--- Begin ---
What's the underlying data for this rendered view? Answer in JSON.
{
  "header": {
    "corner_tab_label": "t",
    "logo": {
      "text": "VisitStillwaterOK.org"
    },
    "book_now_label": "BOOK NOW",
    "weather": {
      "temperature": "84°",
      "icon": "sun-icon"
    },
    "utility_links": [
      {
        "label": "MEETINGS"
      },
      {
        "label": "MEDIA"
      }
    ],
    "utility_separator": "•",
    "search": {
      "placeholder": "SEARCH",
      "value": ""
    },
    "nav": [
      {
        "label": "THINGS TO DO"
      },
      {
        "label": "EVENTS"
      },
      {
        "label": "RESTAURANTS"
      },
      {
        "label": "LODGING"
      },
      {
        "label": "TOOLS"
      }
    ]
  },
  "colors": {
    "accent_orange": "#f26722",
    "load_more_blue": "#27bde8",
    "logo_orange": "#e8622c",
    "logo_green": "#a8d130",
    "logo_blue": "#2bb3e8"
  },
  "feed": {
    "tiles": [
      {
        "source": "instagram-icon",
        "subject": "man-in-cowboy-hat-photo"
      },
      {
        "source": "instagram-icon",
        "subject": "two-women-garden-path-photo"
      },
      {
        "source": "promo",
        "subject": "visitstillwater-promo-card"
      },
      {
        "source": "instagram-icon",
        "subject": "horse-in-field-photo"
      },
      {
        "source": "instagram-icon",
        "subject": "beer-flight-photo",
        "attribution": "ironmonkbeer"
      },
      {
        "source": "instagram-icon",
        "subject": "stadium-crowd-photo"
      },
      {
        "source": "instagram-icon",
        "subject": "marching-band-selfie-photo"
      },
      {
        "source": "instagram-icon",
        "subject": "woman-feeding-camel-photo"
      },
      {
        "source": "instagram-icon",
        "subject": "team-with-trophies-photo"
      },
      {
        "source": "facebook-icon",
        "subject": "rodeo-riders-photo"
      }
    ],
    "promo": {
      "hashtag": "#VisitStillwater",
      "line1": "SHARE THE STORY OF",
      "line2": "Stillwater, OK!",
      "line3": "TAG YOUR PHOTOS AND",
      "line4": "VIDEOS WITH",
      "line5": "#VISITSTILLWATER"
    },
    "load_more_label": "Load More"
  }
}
--- End ---
Hand back the material above in full, exactly as written.

What's the underlying data for this rendered view? Answer in JSON.
{
  "header": {
    "corner_tab_label": "t",
    "logo": {
      "text": "VisitStillwaterOK.org"
    },
    "book_now_label": "BOOK NOW",
    "weather": {
      "temperature": "84°",
      "icon": "sun-icon"
    },
    "utility_links": [
      {
        "label": "MEETINGS"
      },
      {
        "label": "MEDIA"
      }
    ],
    "utility_separator": "•",
    "search": {
      "placeholder": "SEARCH",
      "value": ""
    },
    "nav": [
      {
        "label": "THINGS TO DO"
      },
      {
        "label": "EVENTS"
      },
      {
        "label": "RESTAURANTS"
      },
      {
        "label": "LODGING"
      },
      {
        "label": "TOOLS"
      }
    ]
  },
  "colors": {
    "accent_orange": "#f26722",
    "load_more_blue": "#27bde8",
    "logo_orange": "#e8622c",
    "logo_green": "#a8d130",
    "logo_blue": "#2bb3e8"
  },
  "feed": {
    "tiles": [
      {
        "source": "instagram-icon",
        "subject": "man-in-cowboy-hat-photo"
      },
      {
        "source": "instagram-icon",
        "subject": "two-women-garden-path-photo"
      },
      {
        "source": "promo",
        "subject": "visitstillwater-promo-card"
      },
      {
        "source": "instagram-icon",
        "subject": "horse-in-field-photo"
      },
      {
        "source": "instagram-icon",
        "subject": "beer-flight-photo",
        "attribution": "ironmonkbeer"
      },
      {
        "source": "instagram-icon",
        "subject": "stadium-crowd-photo"
      },
      {
        "source": "instagram-icon",
        "subject": "marching-band-selfie-photo"
      },
      {
        "source": "instagram-icon",
        "subject": "woman-feeding-camel-photo"
      },
      {
        "source": "instagram-icon",
        "subject": "team-with-trophies-photo"
      },
      {
        "source": "facebook-icon",
        "subject": "rodeo-riders-photo"
      }
    ],
    "promo": {
      "hashtag": "#VisitStillwater",
      "line1": "SHARE THE STORY OF",
      "line2": "Stillwater, OK!",
      "line3": "TAG YOUR PHOTOS AND",
      "line4": "VIDEOS WITH",
      "line5": "#VISITSTILLWATER"
    },
    "load_more_label": "Load More"
  }
}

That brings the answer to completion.